■ **INFORMATION GIVEN**:
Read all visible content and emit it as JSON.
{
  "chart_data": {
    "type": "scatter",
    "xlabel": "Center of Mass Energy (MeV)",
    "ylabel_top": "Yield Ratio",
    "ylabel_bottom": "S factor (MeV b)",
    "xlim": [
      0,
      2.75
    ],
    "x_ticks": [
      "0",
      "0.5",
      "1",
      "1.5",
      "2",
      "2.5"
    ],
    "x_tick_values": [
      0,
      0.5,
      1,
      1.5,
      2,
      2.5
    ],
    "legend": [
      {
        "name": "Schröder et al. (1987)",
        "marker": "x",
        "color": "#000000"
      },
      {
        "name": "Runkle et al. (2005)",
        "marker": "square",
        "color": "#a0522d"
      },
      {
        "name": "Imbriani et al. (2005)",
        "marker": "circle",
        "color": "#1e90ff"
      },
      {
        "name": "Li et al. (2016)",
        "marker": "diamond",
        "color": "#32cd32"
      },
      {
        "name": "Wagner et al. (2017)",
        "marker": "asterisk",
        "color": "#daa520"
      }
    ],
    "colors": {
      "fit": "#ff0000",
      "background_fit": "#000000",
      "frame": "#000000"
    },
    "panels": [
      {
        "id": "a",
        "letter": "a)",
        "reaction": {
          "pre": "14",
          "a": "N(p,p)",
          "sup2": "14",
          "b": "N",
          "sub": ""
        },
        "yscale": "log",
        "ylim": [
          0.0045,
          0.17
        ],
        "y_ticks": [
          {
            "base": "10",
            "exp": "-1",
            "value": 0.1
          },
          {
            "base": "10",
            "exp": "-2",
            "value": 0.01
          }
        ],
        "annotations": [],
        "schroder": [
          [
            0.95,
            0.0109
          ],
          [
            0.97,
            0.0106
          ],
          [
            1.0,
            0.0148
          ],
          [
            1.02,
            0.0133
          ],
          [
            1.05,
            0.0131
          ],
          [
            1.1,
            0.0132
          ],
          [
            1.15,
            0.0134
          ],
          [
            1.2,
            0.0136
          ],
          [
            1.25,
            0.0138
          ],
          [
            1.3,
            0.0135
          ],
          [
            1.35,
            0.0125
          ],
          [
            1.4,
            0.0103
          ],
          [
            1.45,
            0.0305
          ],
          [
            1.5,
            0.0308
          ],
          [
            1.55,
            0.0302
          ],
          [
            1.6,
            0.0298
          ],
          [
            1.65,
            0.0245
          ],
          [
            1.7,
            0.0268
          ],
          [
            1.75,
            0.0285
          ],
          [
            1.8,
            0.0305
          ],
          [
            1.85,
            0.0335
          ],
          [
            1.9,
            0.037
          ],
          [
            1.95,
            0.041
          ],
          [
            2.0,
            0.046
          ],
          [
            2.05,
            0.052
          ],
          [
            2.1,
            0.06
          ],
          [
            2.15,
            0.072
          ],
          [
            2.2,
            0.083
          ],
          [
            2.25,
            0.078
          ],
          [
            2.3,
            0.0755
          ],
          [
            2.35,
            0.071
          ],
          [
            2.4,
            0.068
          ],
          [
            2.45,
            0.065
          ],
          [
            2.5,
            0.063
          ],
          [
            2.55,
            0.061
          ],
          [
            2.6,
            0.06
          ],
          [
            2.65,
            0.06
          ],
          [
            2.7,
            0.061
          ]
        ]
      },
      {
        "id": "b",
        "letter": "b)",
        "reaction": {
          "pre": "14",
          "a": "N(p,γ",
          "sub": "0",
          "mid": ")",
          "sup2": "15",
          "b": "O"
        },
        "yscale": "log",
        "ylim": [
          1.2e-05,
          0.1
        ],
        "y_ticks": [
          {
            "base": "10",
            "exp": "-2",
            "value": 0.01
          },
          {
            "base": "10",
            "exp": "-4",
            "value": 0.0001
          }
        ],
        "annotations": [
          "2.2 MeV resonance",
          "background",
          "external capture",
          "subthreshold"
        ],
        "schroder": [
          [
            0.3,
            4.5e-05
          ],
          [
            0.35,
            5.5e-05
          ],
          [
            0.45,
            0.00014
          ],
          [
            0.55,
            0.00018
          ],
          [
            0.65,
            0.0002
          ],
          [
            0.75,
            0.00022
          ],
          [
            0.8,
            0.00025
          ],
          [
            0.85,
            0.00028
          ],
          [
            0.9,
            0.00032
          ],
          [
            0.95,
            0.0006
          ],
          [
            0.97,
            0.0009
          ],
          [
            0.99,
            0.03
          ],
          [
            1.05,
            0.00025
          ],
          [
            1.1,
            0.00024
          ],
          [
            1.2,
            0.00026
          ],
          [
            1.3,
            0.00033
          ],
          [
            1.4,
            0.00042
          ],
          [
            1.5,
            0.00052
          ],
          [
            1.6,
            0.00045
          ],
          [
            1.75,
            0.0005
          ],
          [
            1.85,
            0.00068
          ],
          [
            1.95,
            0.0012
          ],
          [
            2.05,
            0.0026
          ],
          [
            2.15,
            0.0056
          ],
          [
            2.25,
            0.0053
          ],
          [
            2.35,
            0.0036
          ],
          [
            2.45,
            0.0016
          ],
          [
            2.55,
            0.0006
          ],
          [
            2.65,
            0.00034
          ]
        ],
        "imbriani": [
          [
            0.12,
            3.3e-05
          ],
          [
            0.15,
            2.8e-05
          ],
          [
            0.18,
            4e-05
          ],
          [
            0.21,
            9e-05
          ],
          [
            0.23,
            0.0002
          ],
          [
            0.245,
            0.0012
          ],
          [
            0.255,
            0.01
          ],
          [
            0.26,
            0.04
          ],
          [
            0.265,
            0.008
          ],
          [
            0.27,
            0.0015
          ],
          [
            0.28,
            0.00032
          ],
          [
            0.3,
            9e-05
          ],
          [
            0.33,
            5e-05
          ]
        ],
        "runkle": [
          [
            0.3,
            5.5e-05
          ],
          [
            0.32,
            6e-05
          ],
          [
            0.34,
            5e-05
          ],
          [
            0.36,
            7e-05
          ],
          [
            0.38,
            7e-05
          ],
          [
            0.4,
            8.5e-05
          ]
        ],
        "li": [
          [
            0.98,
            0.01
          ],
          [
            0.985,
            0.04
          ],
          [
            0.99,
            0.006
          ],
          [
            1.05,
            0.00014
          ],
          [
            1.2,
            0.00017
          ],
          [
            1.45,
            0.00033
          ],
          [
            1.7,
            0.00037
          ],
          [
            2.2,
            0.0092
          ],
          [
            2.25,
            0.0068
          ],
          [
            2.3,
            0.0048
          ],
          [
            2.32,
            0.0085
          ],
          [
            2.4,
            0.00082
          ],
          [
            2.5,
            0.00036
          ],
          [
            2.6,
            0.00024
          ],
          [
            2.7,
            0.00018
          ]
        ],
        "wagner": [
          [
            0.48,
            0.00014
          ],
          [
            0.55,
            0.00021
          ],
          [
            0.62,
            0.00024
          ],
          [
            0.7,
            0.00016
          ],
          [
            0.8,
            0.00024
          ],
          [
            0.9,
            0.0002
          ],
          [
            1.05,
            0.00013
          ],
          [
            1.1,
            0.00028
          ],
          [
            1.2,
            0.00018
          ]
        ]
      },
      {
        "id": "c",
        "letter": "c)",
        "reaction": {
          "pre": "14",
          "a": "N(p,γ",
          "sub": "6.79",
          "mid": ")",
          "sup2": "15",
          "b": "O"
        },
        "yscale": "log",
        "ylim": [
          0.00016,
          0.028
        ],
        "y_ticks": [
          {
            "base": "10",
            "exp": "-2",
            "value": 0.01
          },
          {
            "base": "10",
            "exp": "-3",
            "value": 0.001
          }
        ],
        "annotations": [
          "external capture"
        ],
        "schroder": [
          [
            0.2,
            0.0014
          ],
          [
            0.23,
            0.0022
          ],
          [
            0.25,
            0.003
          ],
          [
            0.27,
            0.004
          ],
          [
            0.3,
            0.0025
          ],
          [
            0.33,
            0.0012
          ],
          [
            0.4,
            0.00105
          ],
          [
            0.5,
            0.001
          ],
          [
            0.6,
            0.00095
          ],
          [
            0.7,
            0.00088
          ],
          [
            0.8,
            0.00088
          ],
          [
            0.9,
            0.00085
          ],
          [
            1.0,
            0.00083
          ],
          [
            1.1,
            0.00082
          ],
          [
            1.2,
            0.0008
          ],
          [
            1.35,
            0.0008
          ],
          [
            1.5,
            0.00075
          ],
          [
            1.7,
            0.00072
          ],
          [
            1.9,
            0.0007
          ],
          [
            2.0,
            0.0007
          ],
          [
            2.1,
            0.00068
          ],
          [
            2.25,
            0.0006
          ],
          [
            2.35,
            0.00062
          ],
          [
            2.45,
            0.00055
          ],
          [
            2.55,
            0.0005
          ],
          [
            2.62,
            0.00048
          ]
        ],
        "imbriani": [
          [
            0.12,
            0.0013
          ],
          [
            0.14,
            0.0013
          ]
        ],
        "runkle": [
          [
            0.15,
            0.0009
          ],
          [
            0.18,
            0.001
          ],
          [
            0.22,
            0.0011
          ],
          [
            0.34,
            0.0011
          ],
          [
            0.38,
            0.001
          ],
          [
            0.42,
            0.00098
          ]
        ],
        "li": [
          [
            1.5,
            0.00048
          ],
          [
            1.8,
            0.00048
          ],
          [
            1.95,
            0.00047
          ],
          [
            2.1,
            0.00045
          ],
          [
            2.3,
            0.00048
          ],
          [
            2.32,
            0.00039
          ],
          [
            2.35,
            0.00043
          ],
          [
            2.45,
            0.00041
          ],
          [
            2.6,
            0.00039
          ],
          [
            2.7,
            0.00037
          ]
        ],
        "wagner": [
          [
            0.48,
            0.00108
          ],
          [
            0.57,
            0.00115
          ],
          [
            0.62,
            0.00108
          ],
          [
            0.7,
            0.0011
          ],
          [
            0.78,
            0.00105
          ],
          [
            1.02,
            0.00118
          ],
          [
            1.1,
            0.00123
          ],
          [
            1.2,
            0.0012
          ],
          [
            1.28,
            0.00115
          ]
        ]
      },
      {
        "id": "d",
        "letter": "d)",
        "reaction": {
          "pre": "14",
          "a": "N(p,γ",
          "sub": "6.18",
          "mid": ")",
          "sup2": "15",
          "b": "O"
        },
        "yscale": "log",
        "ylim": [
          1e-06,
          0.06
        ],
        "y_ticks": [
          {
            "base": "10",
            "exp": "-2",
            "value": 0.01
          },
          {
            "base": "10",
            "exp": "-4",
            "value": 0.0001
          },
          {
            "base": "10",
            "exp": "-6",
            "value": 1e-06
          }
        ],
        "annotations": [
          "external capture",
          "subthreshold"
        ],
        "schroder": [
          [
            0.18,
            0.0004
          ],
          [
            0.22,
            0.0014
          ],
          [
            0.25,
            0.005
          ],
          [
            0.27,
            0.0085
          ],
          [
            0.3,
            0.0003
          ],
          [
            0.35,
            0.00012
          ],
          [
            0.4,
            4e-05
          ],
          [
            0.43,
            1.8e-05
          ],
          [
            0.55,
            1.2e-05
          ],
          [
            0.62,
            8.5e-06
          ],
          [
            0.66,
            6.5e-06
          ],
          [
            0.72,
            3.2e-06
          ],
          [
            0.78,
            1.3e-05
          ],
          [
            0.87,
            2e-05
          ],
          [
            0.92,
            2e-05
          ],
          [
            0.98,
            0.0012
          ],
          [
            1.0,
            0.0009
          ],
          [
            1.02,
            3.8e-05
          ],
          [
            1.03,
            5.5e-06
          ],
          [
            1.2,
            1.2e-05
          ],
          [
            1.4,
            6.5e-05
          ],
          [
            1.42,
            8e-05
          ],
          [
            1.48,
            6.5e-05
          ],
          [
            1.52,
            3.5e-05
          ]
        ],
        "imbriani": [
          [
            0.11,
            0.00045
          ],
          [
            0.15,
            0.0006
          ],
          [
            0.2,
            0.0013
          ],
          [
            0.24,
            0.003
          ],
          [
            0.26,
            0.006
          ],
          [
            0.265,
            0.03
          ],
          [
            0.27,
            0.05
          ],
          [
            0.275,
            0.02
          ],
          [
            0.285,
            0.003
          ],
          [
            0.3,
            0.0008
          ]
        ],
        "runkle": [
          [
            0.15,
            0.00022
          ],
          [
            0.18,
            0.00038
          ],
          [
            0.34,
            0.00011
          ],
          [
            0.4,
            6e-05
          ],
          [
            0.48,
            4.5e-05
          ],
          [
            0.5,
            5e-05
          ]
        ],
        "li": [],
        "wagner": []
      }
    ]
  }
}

■ **YOUR OBJECTIVE**: In the lines above, locate the string "marker". Copy every line where it occurs.

■ **RESULT OF THE EXERCISE**:
        "marker": "x",
        "marker": "square",
        "marker": "circle",
        "marker": "diamond",
        "marker": "asterisk",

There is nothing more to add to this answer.